- Problem requirements -
Tell how many lines in the data below hold the string "content"; give nothing but the number.

- Dataset extract -
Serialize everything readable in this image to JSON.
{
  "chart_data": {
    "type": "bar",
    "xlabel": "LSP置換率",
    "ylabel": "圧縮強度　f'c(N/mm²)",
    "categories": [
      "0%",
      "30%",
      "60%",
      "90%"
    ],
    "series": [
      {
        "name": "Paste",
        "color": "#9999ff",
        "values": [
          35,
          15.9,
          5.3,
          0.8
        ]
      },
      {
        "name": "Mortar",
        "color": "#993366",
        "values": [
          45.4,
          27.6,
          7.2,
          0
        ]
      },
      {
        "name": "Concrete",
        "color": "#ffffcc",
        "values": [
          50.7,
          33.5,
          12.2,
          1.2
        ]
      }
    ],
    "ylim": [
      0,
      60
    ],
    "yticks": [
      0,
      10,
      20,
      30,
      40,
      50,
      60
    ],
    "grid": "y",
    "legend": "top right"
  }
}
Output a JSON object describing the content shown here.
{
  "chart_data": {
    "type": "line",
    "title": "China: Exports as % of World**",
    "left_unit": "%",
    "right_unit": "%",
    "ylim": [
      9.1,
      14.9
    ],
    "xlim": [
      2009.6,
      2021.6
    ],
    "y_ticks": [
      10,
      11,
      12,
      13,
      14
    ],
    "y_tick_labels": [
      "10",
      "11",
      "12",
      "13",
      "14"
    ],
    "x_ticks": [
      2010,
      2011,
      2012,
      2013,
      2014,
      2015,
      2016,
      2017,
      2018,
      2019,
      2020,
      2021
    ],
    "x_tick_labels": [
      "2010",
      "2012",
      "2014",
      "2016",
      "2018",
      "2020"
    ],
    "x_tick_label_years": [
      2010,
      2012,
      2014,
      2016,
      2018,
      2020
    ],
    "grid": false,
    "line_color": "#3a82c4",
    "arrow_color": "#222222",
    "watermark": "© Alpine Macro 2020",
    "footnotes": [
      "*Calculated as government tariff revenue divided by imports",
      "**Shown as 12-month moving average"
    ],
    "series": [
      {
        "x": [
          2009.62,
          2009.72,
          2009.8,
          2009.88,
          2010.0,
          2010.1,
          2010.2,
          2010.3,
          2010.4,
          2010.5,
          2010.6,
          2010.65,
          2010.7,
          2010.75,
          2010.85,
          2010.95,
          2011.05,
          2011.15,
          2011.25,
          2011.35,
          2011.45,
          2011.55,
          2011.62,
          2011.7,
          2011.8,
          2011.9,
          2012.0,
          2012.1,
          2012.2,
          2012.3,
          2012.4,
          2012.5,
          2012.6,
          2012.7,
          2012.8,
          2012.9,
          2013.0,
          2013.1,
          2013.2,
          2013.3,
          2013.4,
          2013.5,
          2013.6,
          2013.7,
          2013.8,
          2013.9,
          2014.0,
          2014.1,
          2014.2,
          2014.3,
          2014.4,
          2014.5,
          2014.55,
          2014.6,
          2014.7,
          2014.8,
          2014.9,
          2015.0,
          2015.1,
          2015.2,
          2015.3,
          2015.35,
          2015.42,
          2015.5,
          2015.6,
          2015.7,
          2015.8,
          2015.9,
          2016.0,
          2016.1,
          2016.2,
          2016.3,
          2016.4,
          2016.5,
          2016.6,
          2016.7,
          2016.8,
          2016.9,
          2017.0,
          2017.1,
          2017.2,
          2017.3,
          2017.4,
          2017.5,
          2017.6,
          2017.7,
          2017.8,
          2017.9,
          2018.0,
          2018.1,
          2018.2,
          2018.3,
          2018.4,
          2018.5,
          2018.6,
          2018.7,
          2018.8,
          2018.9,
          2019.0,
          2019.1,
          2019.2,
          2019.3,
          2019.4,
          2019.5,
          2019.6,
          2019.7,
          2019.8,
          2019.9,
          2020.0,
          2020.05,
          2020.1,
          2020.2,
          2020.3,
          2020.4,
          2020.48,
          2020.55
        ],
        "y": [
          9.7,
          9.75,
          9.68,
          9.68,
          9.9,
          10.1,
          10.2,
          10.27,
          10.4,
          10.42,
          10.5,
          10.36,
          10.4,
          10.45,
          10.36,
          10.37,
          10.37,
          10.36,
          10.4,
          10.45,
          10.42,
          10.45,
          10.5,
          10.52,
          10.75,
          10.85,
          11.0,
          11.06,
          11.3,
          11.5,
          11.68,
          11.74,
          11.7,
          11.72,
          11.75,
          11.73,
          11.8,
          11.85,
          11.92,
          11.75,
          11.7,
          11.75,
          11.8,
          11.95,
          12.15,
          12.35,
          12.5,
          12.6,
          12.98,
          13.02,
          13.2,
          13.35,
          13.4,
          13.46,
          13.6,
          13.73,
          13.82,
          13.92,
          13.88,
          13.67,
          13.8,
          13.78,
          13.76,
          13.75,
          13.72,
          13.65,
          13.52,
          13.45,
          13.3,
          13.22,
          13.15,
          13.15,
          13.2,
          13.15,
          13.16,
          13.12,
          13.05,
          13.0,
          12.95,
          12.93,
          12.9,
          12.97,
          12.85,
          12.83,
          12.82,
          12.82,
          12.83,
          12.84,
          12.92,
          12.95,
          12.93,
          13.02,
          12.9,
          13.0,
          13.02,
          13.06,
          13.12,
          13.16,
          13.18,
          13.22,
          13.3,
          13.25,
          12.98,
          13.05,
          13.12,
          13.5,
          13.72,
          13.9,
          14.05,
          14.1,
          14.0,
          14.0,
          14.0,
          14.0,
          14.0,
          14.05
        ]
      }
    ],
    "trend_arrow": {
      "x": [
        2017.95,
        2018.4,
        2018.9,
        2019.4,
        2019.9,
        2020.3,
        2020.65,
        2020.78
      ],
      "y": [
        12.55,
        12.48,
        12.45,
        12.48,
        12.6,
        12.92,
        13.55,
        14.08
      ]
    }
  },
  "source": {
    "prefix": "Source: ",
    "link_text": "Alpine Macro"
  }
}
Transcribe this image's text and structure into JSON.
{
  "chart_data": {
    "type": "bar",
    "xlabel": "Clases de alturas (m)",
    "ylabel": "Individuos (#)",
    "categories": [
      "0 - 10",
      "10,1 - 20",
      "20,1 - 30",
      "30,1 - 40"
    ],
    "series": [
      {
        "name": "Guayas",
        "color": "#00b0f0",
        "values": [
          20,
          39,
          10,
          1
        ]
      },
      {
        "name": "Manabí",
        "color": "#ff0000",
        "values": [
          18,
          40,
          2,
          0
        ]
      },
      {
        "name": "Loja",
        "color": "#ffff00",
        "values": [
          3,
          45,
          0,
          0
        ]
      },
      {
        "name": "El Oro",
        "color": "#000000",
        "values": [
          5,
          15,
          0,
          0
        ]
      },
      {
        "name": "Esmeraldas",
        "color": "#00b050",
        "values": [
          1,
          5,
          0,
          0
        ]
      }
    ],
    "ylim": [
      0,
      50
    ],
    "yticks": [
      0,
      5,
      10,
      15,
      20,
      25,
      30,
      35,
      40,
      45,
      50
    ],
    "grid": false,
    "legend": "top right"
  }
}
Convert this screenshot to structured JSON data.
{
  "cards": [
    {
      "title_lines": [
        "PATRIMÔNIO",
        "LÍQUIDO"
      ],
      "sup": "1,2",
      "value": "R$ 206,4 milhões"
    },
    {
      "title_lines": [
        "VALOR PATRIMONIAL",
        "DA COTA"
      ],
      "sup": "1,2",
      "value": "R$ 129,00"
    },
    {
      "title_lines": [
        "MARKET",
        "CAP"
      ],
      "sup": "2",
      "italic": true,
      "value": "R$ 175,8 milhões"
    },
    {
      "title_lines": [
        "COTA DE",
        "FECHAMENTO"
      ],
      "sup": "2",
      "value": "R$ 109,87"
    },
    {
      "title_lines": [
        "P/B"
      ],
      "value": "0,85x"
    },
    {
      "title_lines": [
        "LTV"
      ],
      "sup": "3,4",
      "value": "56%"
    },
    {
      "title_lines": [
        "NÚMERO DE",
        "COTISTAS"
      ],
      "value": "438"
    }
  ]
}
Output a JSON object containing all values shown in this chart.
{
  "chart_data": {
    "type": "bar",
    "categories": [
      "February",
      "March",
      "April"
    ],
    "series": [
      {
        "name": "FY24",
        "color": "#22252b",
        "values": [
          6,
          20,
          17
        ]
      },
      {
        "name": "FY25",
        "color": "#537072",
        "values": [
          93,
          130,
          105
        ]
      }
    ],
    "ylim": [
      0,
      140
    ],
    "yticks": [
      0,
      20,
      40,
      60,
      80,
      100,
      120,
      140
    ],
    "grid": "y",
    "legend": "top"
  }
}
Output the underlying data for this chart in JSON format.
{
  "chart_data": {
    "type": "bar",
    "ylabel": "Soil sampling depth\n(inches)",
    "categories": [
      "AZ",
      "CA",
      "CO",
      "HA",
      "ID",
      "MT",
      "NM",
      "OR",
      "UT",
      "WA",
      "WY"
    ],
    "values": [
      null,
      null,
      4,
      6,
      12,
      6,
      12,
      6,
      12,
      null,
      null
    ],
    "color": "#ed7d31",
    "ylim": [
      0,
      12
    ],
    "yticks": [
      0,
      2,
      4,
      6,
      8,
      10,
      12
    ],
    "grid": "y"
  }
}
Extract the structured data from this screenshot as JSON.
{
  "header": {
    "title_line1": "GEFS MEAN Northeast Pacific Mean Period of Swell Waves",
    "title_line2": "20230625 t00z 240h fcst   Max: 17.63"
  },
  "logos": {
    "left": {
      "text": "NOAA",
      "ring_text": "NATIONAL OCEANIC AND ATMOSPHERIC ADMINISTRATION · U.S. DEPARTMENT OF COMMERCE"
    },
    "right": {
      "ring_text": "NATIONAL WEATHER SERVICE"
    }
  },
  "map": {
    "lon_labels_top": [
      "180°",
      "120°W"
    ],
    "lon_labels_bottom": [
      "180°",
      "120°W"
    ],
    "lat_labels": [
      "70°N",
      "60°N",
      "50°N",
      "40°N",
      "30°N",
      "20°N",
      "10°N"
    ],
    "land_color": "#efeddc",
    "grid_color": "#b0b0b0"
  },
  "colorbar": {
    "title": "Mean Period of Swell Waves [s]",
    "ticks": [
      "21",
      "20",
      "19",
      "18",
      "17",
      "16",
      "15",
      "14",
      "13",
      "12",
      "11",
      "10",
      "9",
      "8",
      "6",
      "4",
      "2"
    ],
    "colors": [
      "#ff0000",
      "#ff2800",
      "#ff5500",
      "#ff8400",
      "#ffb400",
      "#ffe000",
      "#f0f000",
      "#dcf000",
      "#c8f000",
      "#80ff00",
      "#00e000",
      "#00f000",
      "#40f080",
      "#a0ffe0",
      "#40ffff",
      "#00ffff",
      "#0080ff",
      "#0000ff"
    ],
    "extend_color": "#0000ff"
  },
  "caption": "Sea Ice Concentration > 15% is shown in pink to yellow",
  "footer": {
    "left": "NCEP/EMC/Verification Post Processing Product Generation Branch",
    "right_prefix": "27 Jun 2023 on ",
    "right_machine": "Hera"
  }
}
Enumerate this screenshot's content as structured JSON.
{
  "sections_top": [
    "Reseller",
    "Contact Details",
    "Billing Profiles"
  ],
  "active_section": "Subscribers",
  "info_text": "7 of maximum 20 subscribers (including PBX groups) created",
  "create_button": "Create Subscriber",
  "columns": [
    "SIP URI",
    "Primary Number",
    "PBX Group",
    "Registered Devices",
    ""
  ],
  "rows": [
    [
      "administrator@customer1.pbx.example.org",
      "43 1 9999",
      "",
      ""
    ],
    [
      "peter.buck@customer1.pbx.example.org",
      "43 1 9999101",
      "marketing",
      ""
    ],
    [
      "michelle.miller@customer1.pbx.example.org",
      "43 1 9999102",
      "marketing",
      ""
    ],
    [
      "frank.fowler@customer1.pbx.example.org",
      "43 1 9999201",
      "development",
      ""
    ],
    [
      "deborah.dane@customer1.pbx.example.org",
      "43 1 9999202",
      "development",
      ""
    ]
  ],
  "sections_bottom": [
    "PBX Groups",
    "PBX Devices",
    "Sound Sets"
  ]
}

- The response -
2